**Extrait du document:**
:::::

Tocqueville est très pessimiste sur la situation qu’il a observée et étudiée en Amérique. Il pense que les sudistes sont pris à la gorge,
ne pouvant renoncer à un esclavage qui sera amené d’une manière ou d’une autre à disparaître :
« Quels que soient (…) les efforts des Américains du Sud pour conserver l’esclavage, ils n’y réussiront pas toujours. L’esclavage, resserré sur un seul
point du globe, attaqué par le christianisme comme injuste, par l’économie politique comme funeste ; l’esclavage, au milieu de la liberté
démocratique et des lumières de notre âge, n’est point une institution qui puisse durer. Il cessera par le fait de l’esclave ou par celui du maître. Dans
les deux cas, il faut s’attendre à de grand malheurs ».
L’auteur observe un paradoxe, parfois difficile à admettre, mais qui semble avoir été une réalité. Les Noirs ne sont pas forcément mieux traités au
Nord qu’au Sud :
« (…) aux Etats-Unis le préjugé qui repousse les nègres semble croître à proportion que les nègres cessent d’être esclaves, et (…) l’inégalité se grave
dans les mœurs à mesure qu’elle s’efface dans les lois. » [3]
Et encore :
« Le préjugé de race me paraît plus fort dans les Etats qui ont aboli l’esclavage que dans ceux où l’esclavage existe encore, et nulle part il ne se
montre aussi intolérant que dans les Etats où la servitude a toujours été inconnue » [4]
Tocqueville laisse même entendre que parfois, par rapport à leur situation au Nord, le sort des esclaves est relativement enviable – sans pour autant
que cela cautionne l’esclavage :
« Au Sud, le maître ne craint pas d’élever jusqu’à lui son esclave, parce qu’il sait qu’il pourra toujours, s’il le veut, le rejeter dans la poussière. Au
Nord, le blanc n’aperçoit plus distinctement la barrière qui doit le séparer d’une race avilie, et il s’éloigne du nègre avec d’autant plus de soin qu’il
craint d’arriver un jour à se confondre à lui. » [5]
On notera enfin que Tocqueville considère comme illusoire la volonté « d’exporter des nègres en Afrique » ne serait-ce que du fait de la progression
démographique de la population noire d’Amérique :
« La race nègre ne quittera plus les rivages du continent américain, où les passions et les vices de l’Europe l’ont fait descendre ; elle ne disparaîtra du
nouveau monde qu’en cessant d’exister ».

:::::

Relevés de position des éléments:
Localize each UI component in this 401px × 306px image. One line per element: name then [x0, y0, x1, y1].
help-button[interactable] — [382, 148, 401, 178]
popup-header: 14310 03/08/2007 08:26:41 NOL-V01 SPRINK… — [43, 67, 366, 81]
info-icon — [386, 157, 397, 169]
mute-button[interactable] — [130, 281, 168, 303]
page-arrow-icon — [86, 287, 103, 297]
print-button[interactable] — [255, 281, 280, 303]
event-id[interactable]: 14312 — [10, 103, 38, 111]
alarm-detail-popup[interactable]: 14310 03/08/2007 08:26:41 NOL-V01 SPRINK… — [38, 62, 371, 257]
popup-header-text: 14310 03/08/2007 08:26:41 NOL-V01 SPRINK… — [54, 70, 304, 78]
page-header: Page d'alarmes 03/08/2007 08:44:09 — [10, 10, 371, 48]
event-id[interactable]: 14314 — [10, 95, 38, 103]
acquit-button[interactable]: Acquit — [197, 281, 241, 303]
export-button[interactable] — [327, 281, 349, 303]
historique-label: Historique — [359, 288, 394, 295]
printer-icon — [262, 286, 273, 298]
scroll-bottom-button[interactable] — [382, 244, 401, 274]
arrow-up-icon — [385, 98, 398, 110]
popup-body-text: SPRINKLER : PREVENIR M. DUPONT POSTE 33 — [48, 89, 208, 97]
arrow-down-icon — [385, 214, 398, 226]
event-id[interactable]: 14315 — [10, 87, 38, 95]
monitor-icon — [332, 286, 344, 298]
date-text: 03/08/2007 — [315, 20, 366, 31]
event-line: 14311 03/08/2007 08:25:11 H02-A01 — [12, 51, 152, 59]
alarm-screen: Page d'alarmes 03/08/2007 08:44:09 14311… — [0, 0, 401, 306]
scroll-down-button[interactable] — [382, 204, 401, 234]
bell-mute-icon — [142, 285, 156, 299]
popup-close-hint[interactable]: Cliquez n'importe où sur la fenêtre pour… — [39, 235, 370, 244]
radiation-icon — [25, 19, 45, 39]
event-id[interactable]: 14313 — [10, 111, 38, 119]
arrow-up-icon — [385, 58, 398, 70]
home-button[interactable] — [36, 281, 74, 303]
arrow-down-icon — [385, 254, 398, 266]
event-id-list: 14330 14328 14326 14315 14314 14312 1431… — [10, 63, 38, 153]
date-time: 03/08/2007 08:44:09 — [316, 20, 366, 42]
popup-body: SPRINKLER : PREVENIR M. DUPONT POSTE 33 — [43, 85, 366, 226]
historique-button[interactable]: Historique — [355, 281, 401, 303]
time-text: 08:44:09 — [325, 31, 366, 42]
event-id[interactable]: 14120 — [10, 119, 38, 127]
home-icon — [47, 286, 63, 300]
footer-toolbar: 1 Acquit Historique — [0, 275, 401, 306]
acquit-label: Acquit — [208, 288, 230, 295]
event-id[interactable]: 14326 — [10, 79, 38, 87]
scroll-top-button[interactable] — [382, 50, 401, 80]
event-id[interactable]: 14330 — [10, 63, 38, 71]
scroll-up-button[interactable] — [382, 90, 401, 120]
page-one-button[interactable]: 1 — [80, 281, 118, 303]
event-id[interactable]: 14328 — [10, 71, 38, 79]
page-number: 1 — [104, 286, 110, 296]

:::::

Recopiez intégralement l'extrait sur Tocqueville et l'esclavage, sans en modifier un seul mot.

Tocqueville est très pessimiste sur la situation qu’il a observée et étudiée en Amérique. Il pense que les sudistes sont pris à la gorge,
ne pouvant renoncer à un esclavage qui sera amené d’une manière ou d’une autre à disparaître :
« Quels que soient (…) les efforts des Américains du Sud pour conserver l’esclavage, ils n’y réussiront pas toujours. L’esclavage, resserré sur un seul
point du globe, attaqué par le christianisme comme injuste, par l’économie politique comme funeste ; l’esclavage, au milieu de la liberté
démocratique et des lumières de notre âge, n’est point une institution qui puisse durer. Il cessera par le fait de l’esclave ou par celui du maître. Dans
les deux cas, il faut s’attendre à de grand malheurs ».
L’auteur observe un paradoxe, parfois difficile à admettre, mais qui semble avoir été une réalité. Les Noirs ne sont pas forcément mieux traités au
Nord qu’au Sud :
« (…) aux Etats-Unis le préjugé qui repousse les nègres semble croître à proportion que les nègres cessent d’être esclaves, et (…) l’inégalité se grave
dans les mœurs à mesure qu’elle s’efface dans les lois. » [3]
Et encore :
« Le préjugé de race me paraît plus fort dans les Etats qui ont aboli l’esclavage que dans ceux où l’esclavage existe encore, et nulle part il ne se
montre aussi intolérant que dans les Etats où la servitude a toujours été inconnue » [4]
Tocqueville laisse même entendre que parfois, par rapport à leur situation au Nord, le sort des esclaves est relativement enviable – sans pour autant
que cela cautionne l’esclavage :
« Au Sud, le maître ne craint pas d’élever jusqu’à lui son esclave, parce qu’il sait qu’il pourra toujours, s’il le veut, le rejeter dans la poussière. Au
Nord, le blanc n’aperçoit plus distinctement la barrière qui doit le séparer d’une race avilie, et il s’éloigne du nègre avec d’autant plus de soin qu’il
craint d’arriver un jour à se confondre à lui. » [5]
On notera enfin que Tocqueville considère comme illusoire la volonté « d’exporter des nègres en Afrique » ne serait-ce que du fait de la progression
démographique de la population noire d’Amérique :
« La race nègre ne quittera plus les rivages du continent américain, où les passions et les vices de l’Europe l’ont fait descendre ; elle ne disparaîtra du
nouveau monde qu’en cessant d’exister ».